── Raw data
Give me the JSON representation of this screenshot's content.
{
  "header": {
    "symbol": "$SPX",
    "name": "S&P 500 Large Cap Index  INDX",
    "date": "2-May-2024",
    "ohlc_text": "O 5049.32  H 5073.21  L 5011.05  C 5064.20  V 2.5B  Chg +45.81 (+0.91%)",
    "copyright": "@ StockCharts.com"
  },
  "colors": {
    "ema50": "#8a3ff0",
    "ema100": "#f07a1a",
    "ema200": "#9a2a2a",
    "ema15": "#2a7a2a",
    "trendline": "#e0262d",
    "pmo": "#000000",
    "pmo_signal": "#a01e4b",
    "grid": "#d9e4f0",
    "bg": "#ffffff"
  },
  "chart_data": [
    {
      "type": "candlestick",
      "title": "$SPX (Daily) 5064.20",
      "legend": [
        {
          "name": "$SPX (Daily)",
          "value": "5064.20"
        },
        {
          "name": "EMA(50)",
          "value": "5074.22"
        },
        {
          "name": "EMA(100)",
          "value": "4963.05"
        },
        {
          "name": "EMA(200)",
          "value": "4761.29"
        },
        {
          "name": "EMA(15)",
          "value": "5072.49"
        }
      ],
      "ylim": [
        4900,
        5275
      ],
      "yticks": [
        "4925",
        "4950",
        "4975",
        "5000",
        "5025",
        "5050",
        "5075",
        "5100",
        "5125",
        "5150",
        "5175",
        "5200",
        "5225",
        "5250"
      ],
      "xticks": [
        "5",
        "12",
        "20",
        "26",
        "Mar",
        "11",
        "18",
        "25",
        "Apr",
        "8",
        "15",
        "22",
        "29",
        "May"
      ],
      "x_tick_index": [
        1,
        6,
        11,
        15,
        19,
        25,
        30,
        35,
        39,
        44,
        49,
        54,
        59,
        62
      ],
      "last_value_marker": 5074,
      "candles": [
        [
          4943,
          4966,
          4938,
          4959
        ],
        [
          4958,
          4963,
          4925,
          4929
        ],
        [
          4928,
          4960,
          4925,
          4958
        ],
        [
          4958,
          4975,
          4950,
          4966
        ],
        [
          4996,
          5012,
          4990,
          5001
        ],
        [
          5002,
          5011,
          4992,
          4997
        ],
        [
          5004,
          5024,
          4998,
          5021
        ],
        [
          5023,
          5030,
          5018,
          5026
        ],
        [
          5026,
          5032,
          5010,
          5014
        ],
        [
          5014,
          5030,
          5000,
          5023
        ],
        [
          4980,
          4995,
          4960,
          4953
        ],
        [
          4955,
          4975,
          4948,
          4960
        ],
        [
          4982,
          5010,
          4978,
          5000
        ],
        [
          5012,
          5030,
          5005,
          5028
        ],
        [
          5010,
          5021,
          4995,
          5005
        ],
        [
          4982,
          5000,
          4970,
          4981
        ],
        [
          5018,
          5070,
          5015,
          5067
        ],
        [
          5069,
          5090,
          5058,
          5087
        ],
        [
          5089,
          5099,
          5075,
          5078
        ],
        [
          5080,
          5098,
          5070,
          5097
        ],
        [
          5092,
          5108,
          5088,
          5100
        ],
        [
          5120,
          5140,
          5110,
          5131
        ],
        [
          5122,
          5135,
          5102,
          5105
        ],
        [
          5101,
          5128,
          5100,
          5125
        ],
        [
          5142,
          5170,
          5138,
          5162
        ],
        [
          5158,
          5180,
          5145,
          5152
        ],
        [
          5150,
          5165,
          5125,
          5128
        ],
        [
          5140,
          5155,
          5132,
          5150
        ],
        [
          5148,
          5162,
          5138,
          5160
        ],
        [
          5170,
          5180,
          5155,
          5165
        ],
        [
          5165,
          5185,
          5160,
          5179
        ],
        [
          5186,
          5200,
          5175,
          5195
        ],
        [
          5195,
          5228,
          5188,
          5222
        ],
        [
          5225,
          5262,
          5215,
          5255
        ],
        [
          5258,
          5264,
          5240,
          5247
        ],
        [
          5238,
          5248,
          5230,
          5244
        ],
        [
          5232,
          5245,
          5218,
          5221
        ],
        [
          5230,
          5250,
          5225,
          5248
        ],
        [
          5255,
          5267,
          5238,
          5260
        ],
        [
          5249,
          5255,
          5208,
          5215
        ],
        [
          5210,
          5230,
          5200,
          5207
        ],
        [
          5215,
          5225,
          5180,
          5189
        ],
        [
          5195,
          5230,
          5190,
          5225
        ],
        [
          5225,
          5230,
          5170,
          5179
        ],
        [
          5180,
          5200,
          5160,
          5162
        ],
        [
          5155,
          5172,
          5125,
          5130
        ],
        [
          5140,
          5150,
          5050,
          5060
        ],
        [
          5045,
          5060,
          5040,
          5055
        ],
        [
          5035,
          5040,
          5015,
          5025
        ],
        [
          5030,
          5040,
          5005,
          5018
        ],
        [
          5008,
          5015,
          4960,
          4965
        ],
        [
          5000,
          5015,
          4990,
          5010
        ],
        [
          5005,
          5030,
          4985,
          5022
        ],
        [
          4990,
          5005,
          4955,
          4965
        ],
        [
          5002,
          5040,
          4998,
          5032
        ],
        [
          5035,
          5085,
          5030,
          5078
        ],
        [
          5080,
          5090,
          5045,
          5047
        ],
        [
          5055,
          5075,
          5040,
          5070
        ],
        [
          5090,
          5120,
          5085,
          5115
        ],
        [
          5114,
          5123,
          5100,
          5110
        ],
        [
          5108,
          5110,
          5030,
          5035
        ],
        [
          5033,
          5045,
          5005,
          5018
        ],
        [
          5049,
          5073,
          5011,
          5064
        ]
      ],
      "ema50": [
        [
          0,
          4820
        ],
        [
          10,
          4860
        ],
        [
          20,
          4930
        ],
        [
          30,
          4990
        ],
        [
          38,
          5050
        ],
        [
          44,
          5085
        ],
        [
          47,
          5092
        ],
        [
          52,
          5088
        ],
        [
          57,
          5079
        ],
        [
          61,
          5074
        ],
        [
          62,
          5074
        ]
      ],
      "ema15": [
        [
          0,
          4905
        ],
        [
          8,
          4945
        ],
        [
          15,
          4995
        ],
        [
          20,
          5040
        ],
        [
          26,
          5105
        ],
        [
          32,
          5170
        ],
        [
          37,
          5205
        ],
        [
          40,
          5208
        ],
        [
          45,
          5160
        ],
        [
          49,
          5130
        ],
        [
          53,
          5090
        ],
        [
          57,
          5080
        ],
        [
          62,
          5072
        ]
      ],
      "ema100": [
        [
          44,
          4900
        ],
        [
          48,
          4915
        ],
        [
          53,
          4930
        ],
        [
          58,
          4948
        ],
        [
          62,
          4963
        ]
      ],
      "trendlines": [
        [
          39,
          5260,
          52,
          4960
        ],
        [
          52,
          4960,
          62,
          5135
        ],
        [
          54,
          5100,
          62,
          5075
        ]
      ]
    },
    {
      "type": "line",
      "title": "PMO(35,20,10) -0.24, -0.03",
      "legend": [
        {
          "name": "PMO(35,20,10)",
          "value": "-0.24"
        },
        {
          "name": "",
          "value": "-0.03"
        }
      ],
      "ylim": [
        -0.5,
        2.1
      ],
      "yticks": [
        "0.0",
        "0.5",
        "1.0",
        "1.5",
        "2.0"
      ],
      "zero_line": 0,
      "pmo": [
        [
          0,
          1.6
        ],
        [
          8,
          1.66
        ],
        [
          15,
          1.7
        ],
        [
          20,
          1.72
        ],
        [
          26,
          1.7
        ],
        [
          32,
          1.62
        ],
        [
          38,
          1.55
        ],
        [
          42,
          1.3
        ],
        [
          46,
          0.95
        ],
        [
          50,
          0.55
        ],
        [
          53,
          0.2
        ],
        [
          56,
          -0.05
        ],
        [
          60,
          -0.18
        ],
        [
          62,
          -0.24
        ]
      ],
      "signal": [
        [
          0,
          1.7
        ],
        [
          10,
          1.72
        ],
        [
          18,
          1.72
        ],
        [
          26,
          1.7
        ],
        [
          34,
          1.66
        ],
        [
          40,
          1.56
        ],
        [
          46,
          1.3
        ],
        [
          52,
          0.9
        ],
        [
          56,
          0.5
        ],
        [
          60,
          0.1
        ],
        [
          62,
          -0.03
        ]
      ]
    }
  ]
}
────
- _Exercise_
Search the records above for "name". Copy each line where it is found.

- _Response_
    "name": "S&P 500 Large Cap Index  INDX",
          "name": "$SPX (Daily)",
          "name": "EMA(50)",
          "name": "EMA(100)",
          "name": "EMA(200)",
          "name": "EMA(15)",
          "name": "PMO(35,20,10)",
          "name": "",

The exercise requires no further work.